** Requirement **
Review the material and extract every line in which the word "JSON" occurs.

** Data rows **
━━━━━━━━━━

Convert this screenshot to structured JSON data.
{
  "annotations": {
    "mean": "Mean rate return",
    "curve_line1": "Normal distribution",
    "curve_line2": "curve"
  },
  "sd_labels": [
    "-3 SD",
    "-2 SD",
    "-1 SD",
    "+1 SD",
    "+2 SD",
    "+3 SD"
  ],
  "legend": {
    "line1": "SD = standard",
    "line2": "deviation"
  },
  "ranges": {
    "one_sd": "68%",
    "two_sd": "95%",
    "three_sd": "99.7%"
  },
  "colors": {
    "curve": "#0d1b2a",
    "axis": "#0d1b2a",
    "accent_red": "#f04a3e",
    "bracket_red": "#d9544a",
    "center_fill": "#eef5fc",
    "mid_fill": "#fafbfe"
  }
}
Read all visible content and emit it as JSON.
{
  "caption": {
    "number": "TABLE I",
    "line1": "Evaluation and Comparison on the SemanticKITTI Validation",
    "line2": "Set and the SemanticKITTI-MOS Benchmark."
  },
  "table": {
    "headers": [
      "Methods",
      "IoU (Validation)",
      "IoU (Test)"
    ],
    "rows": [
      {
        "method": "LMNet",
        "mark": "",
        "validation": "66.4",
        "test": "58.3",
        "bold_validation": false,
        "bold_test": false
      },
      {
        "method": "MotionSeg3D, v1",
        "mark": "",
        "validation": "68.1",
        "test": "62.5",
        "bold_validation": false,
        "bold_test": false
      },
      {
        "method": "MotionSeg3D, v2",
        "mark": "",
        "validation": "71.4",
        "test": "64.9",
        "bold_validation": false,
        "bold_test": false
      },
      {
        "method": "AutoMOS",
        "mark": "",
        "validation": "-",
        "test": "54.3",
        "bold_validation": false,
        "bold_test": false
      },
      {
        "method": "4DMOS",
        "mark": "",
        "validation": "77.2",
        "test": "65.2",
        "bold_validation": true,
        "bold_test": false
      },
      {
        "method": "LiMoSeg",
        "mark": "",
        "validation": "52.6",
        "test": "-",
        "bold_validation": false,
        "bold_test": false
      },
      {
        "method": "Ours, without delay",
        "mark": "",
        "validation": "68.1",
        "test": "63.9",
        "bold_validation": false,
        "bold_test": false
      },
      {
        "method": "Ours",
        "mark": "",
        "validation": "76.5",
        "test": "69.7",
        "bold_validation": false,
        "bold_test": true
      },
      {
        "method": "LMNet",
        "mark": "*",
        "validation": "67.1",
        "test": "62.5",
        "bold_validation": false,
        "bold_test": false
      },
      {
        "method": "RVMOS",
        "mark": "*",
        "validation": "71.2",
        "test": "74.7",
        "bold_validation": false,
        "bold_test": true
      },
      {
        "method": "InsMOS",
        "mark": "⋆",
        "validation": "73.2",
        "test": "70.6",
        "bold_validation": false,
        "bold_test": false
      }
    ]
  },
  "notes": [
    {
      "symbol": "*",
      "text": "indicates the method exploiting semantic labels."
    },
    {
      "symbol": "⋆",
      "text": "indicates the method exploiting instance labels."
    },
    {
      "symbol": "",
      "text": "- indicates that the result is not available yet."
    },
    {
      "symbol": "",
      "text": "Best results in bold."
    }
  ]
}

━━━━━━━━━━

** Complete response **
Convert this screenshot to structured JSON data.
Read all visible content and emit it as JSON.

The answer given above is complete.